## TASK INSTRUCTIONS:
Quote the listing below in its entirety, omitting every image.

+++ DATA RECORDS +++

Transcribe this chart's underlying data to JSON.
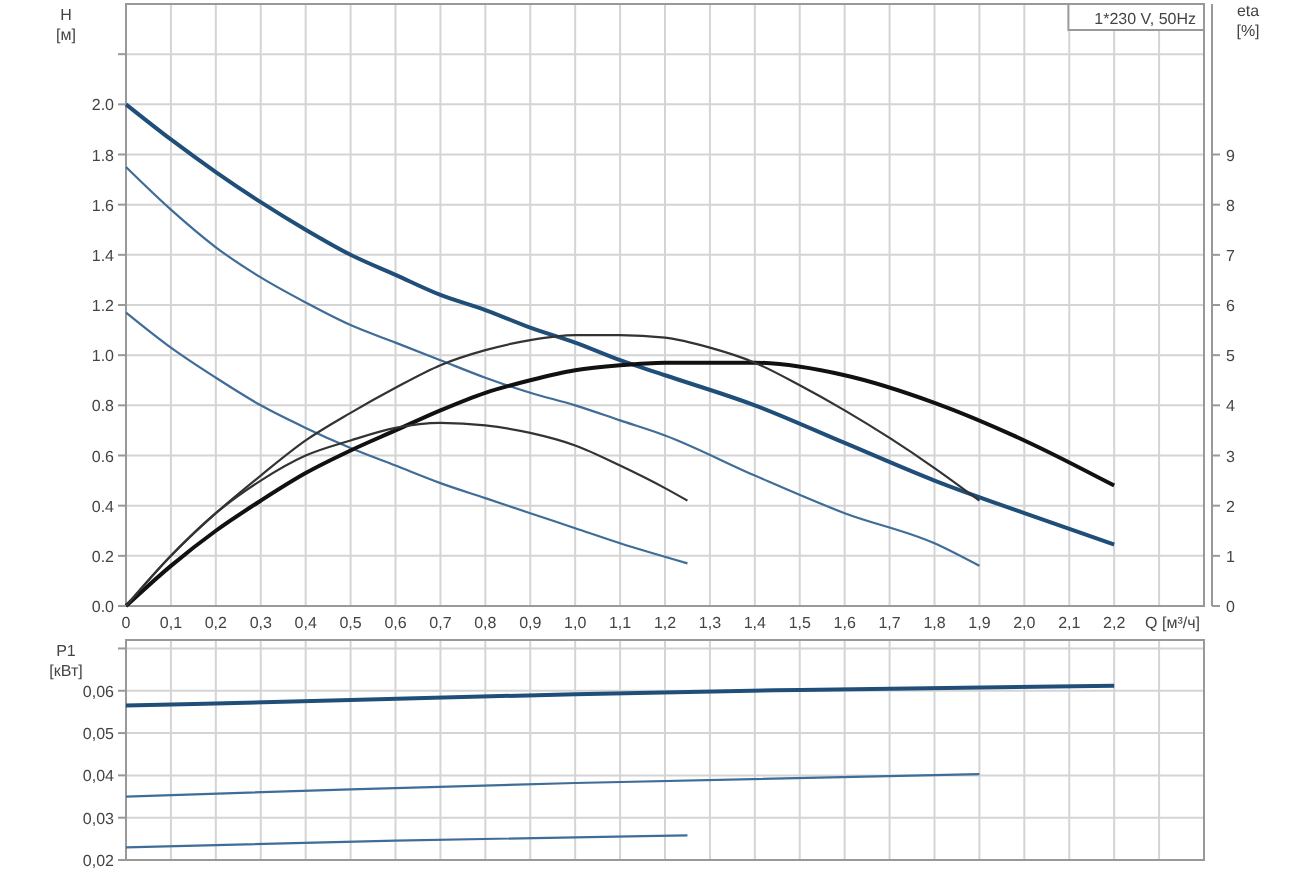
{
  "chart_data": [
    {
      "type": "line",
      "xlabel": "Q [м³/ч]",
      "ylabel": "H [м]",
      "y2label": "eta [%]",
      "annotations": [
        "1*230 V, 50Hz"
      ],
      "xlim": [
        0,
        2.4
      ],
      "xticks": [
        {
          "value": 0,
          "label": "0"
        },
        {
          "value": 0.1,
          "label": "0,1"
        },
        {
          "value": 0.2,
          "label": "0,2"
        },
        {
          "value": 0.3,
          "label": "0,3"
        },
        {
          "value": 0.4,
          "label": "0,4"
        },
        {
          "value": 0.5,
          "label": "0,5"
        },
        {
          "value": 0.6,
          "label": "0,6"
        },
        {
          "value": 0.7,
          "label": "0,7"
        },
        {
          "value": 0.8,
          "label": "0,8"
        },
        {
          "value": 0.9,
          "label": "0,9"
        },
        {
          "value": 1.0,
          "label": "1,0"
        },
        {
          "value": 1.1,
          "label": "1,1"
        },
        {
          "value": 1.2,
          "label": "1,2"
        },
        {
          "value": 1.3,
          "label": "1,3"
        },
        {
          "value": 1.4,
          "label": "1,4"
        },
        {
          "value": 1.5,
          "label": "1,5"
        },
        {
          "value": 1.6,
          "label": "1,6"
        },
        {
          "value": 1.7,
          "label": "1,7"
        },
        {
          "value": 1.8,
          "label": "1,8"
        },
        {
          "value": 1.9,
          "label": "1,9"
        },
        {
          "value": 2.0,
          "label": "2,0"
        },
        {
          "value": 2.1,
          "label": "2,1"
        },
        {
          "value": 2.2,
          "label": "2,2"
        },
        {
          "value": 2.3,
          "label": null
        }
      ],
      "ylim": [
        0,
        2.4
      ],
      "yticks": [
        {
          "value": 0,
          "label": "0.0"
        },
        {
          "value": 0.2,
          "label": "0.2"
        },
        {
          "value": 0.4,
          "label": "0.4"
        },
        {
          "value": 0.6,
          "label": "0.6"
        },
        {
          "value": 0.8,
          "label": "0.8"
        },
        {
          "value": 1.0,
          "label": "1.0"
        },
        {
          "value": 1.2,
          "label": "1.2"
        },
        {
          "value": 1.4,
          "label": "1.4"
        },
        {
          "value": 1.6,
          "label": "1.6"
        },
        {
          "value": 1.8,
          "label": "1.8"
        },
        {
          "value": 2.0,
          "label": "2.0"
        },
        {
          "value": 2.2,
          "label": null
        }
      ],
      "y2lim": [
        0,
        12
      ],
      "y2ticks": [
        0,
        1,
        2,
        3,
        4,
        5,
        6,
        7,
        8,
        9
      ],
      "grid": true,
      "line_style": "solid",
      "marker": "none",
      "series": [
        {
          "color": "#1f4e79",
          "x": [
            0,
            0.1,
            0.2,
            0.3,
            0.4,
            0.5,
            0.6,
            0.7,
            0.8,
            0.9,
            1.0,
            1.1,
            1.2,
            1.4,
            1.6,
            1.8,
            2.0,
            2.2
          ],
          "values": [
            2.0,
            1.86,
            1.73,
            1.61,
            1.5,
            1.4,
            1.32,
            1.24,
            1.18,
            1.11,
            1.05,
            0.98,
            0.92,
            0.8,
            0.65,
            0.5,
            0.37,
            0.245
          ]
        },
        {
          "color": "#3f6d98",
          "x": [
            0,
            0.1,
            0.2,
            0.3,
            0.4,
            0.5,
            0.6,
            0.7,
            0.8,
            0.9,
            1.0,
            1.1,
            1.2,
            1.4,
            1.6,
            1.8,
            1.9
          ],
          "values": [
            1.75,
            1.58,
            1.43,
            1.31,
            1.21,
            1.12,
            1.05,
            0.98,
            0.91,
            0.85,
            0.8,
            0.74,
            0.68,
            0.52,
            0.37,
            0.25,
            0.16
          ]
        },
        {
          "color": "#3f6d98",
          "x": [
            0,
            0.1,
            0.2,
            0.3,
            0.4,
            0.5,
            0.6,
            0.7,
            0.8,
            0.9,
            1.0,
            1.1,
            1.25
          ],
          "values": [
            1.17,
            1.03,
            0.91,
            0.8,
            0.71,
            0.63,
            0.56,
            0.49,
            0.43,
            0.37,
            0.31,
            0.25,
            0.17
          ]
        },
        {
          "color": "#111111",
          "axis": "y2",
          "x": [
            0,
            0.1,
            0.2,
            0.3,
            0.4,
            0.5,
            0.6,
            0.7,
            0.8,
            0.9,
            1.0,
            1.1,
            1.2,
            1.4,
            1.6,
            1.8,
            2.0,
            2.2
          ],
          "values": [
            0,
            0.8,
            1.5,
            2.1,
            2.65,
            3.1,
            3.5,
            3.9,
            4.25,
            4.5,
            4.7,
            4.8,
            4.85,
            4.85,
            4.6,
            4.05,
            3.3,
            2.4
          ]
        },
        {
          "color": "#333333",
          "axis": "y2",
          "x": [
            0,
            0.1,
            0.2,
            0.3,
            0.4,
            0.5,
            0.6,
            0.7,
            0.8,
            0.9,
            1.0,
            1.1,
            1.2,
            1.3,
            1.4,
            1.5,
            1.6,
            1.7,
            1.8,
            1.9
          ],
          "values": [
            0,
            1.0,
            1.85,
            2.6,
            3.3,
            3.85,
            4.35,
            4.8,
            5.1,
            5.3,
            5.4,
            5.4,
            5.35,
            5.15,
            4.85,
            4.4,
            3.9,
            3.35,
            2.75,
            2.1
          ]
        },
        {
          "color": "#333333",
          "axis": "y2",
          "x": [
            0,
            0.1,
            0.2,
            0.3,
            0.4,
            0.5,
            0.6,
            0.7,
            0.8,
            0.9,
            1.0,
            1.1,
            1.2,
            1.25
          ],
          "values": [
            0,
            1.0,
            1.85,
            2.5,
            3.0,
            3.3,
            3.55,
            3.65,
            3.6,
            3.45,
            3.2,
            2.8,
            2.35,
            2.1
          ]
        }
      ]
    },
    {
      "type": "line",
      "ylabel": "P1 [кВт]",
      "tick_labels": "y",
      "grid": true,
      "line_style": "solid",
      "marker": "none",
      "xlim": [
        0,
        2.4
      ],
      "xticks": [
        0,
        0.1,
        0.2,
        0.3,
        0.4,
        0.5,
        0.6,
        0.7,
        0.8,
        0.9,
        1.0,
        1.1,
        1.2,
        1.3,
        1.4,
        1.5,
        1.6,
        1.7,
        1.8,
        1.9,
        2.0,
        2.1,
        2.2,
        2.3
      ],
      "ylim": [
        0.02,
        0.072
      ],
      "yticks": [
        {
          "value": 0.02,
          "label": "0,02"
        },
        {
          "value": 0.03,
          "label": "0,03"
        },
        {
          "value": 0.04,
          "label": "0,04"
        },
        {
          "value": 0.05,
          "label": "0,05"
        },
        {
          "value": 0.06,
          "label": "0,06"
        },
        {
          "value": 0.07,
          "label": null
        }
      ],
      "series": [
        {
          "color": "#1f4e79",
          "x": [
            0,
            0.5,
            1.0,
            1.5,
            2.2
          ],
          "values": [
            0.0565,
            0.0578,
            0.0592,
            0.0602,
            0.0612
          ]
        },
        {
          "color": "#3f6d98",
          "x": [
            0,
            0.5,
            1.0,
            1.9
          ],
          "values": [
            0.035,
            0.0367,
            0.0382,
            0.0403
          ]
        },
        {
          "color": "#3f6d98",
          "x": [
            0,
            0.6,
            1.25
          ],
          "values": [
            0.023,
            0.0246,
            0.0258
          ]
        }
      ]
    }
  ]
}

+++

## TASK OUTPUT:
Transcribe this chart's underlying data to JSON.
{
  "chart_data": [
    {
      "type": "line",
      "xlabel": "Q [м³/ч]",
      "ylabel": "H [м]",
      "y2label": "eta [%]",
      "annotations": [
        "1*230 V, 50Hz"
      ],
      "xlim": [
        0,
        2.4
      ],
      "xticks": [
        {
          "value": 0,
          "label": "0"
        },
        {
          "value": 0.1,
          "label": "0,1"
        },
        {
          "value": 0.2,
          "label": "0,2"
        },
        {
          "value": 0.3,
          "label": "0,3"
        },
        {
          "value": 0.4,
          "label": "0,4"
        },
        {
          "value": 0.5,
          "label": "0,5"
        },
        {
          "value": 0.6,
          "label": "0,6"
        },
        {
          "value": 0.7,
          "label": "0,7"
        },
        {
          "value": 0.8,
          "label": "0,8"
        },
        {
          "value": 0.9,
          "label": "0,9"
        },
        {
          "value": 1.0,
          "label": "1,0"
        },
        {
          "value": 1.1,
          "label": "1,1"
        },
        {
          "value": 1.2,
          "label": "1,2"
        },
        {
          "value": 1.3,
          "label": "1,3"
        },
        {
          "value": 1.4,
          "label": "1,4"
        },
        {
          "value": 1.5,
          "label": "1,5"
        },
        {
          "value": 1.6,
          "label": "1,6"
        },
        {
          "value": 1.7,
          "label": "1,7"
        },
        {
          "value": 1.8,
          "label": "1,8"
        },
        {
          "value": 1.9,
          "label": "1,9"
        },
        {
          "value": 2.0,
          "label": "2,0"
        },
        {
          "value": 2.1,
          "label": "2,1"
        },
        {
          "value": 2.2,
          "label": "2,2"
        },
        {
          "value": 2.3,
          "label": null
        }
      ],
      "ylim": [
        0,
        2.4
      ],
      "yticks": [
        {
          "value": 0,
          "label": "0.0"
        },
        {
          "value": 0.2,
          "label": "0.2"
        },
        {
          "value": 0.4,
          "label": "0.4"
        },
        {
          "value": 0.6,
          "label": "0.6"
        },
        {
          "value": 0.8,
          "label": "0.8"
        },
        {
          "value": 1.0,
          "label": "1.0"
        },
        {
          "value": 1.2,
          "label": "1.2"
        },
        {
          "value": 1.4,
          "label": "1.4"
        },
        {
          "value": 1.6,
          "label": "1.6"
        },
        {
          "value": 1.8,
          "label": "1.8"
        },
        {
          "value": 2.0,
          "label": "2.0"
        },
        {
          "value": 2.2,
          "label": null
        }
      ],
      "y2lim": [
        0,
        12
      ],
      "y2ticks": [
        0,
        1,
        2,
        3,
        4,
        5,
        6,
        7,
        8,
        9
      ],
      "grid": true,
      "line_style": "solid",
      "marker": "none",
      "series": [
        {
          "color": "#1f4e79",
          "x": [
            0,
            0.1,
            0.2,
            0.3,
            0.4,
            0.5,
            0.6,
            0.7,
            0.8,
            0.9,
            1.0,
            1.1,
            1.2,
            1.4,
            1.6,
            1.8,
            2.0,
            2.2
          ],
          "values": [
            2.0,
            1.86,
            1.73,
            1.61,
            1.5,
            1.4,
            1.32,
            1.24,
            1.18,
            1.11,
            1.05,
            0.98,
            0.92,
            0.8,
            0.65,
            0.5,
            0.37,
            0.245
          ]
        },
        {
          "color": "#3f6d98",
          "x": [
            0,
            0.1,
            0.2,
            0.3,
            0.4,
            0.5,
            0.6,
            0.7,
            0.8,
            0.9,
            1.0,
            1.1,
            1.2,
            1.4,
            1.6,
            1.8,
            1.9
          ],
          "values": [
            1.75,
            1.58,
            1.43,
            1.31,
            1.21,
            1.12,
            1.05,
            0.98,
            0.91,
            0.85,
            0.8,
            0.74,
            0.68,
            0.52,
            0.37,
            0.25,
            0.16
          ]
        },
        {
          "color": "#3f6d98",
          "x": [
            0,
            0.1,
            0.2,
            0.3,
            0.4,
            0.5,
            0.6,
            0.7,
            0.8,
            0.9,
            1.0,
            1.1,
            1.25
          ],
          "values": [
            1.17,
            1.03,
            0.91,
            0.8,
            0.71,
            0.63,
            0.56,
            0.49,
            0.43,
            0.37,
            0.31,
            0.25,
            0.17
          ]
        },
        {
          "color": "#111111",
          "axis": "y2",
          "x": [
            0,
            0.1,
            0.2,
            0.3,
            0.4,
            0.5,
            0.6,
            0.7,
            0.8,
            0.9,
            1.0,
            1.1,
            1.2,
            1.4,
            1.6,
            1.8,
            2.0,
            2.2
          ],
          "values": [
            0,
            0.8,
            1.5,
            2.1,
            2.65,
            3.1,
            3.5,
            3.9,
            4.25,
            4.5,
            4.7,
            4.8,
            4.85,
            4.85,
            4.6,
            4.05,
            3.3,
            2.4
          ]
        },
        {
          "color": "#333333",
          "axis": "y2",
          "x": [
            0,
            0.1,
            0.2,
            0.3,
            0.4,
            0.5,
            0.6,
            0.7,
            0.8,
            0.9,
            1.0,
            1.1,
            1.2,
            1.3,
            1.4,
            1.5,
            1.6,
            1.7,
            1.8,
            1.9
          ],
          "values": [
            0,
            1.0,
            1.85,
            2.6,
            3.3,
            3.85,
            4.35,
            4.8,
            5.1,
            5.3,
            5.4,
            5.4,
            5.35,
            5.15,
            4.85,
            4.4,
            3.9,
            3.35,
            2.75,
            2.1
          ]
        },
        {
          "color": "#333333",
          "axis": "y2",
          "x": [
            0,
            0.1,
            0.2,
            0.3,
            0.4,
            0.5,
            0.6,
            0.7,
            0.8,
            0.9,
            1.0,
            1.1,
            1.2,
            1.25
          ],
          "values": [
            0,
            1.0,
            1.85,
            2.5,
            3.0,
            3.3,
            3.55,
            3.65,
            3.6,
            3.45,
            3.2,
            2.8,
            2.35,
            2.1
          ]
        }
      ]
    },
    {
      "type": "line",
      "ylabel": "P1 [кВт]",
      "tick_labels": "y",
      "grid": true,
      "line_style": "solid",
      "marker": "none",
      "xlim": [
        0,
        2.4
      ],
      "xticks": [
        0,
        0.1,
        0.2,
        0.3,
        0.4,
        0.5,
        0.6,
        0.7,
        0.8,
        0.9,
        1.0,
        1.1,
        1.2,
        1.3,
        1.4,
        1.5,
        1.6,
        1.7,
        1.8,
        1.9,
        2.0,
        2.1,
        2.2,
        2.3
      ],
      "ylim": [
        0.02,
        0.072
      ],
      "yticks": [
        {
          "value": 0.02,
          "label": "0,02"
        },
        {
          "value": 0.03,
          "label": "0,03"
        },
        {
          "value": 0.04,
          "label": "0,04"
        },
        {
          "value": 0.05,
          "label": "0,05"
        },
        {
          "value": 0.06,
          "label": "0,06"
        },
        {
          "value": 0.07,
          "label": null
        }
      ],
      "series": [
        {
          "color": "#1f4e79",
          "x": [
            0,
            0.5,
            1.0,
            1.5,
            2.2
          ],
          "values": [
            0.0565,
            0.0578,
            0.0592,
            0.0602,
            0.0612
          ]
        },
        {
          "color": "#3f6d98",
          "x": [
            0,
            0.5,
            1.0,
            1.9
          ],
          "values": [
            0.035,
            0.0367,
            0.0382,
            0.0403
          ]
        },
        {
          "color": "#3f6d98",
          "x": [
            0,
            0.6,
            1.25
          ],
          "values": [
            0.023,
            0.0246,
            0.0258
          ]
        }
      ]
    }
  ]
}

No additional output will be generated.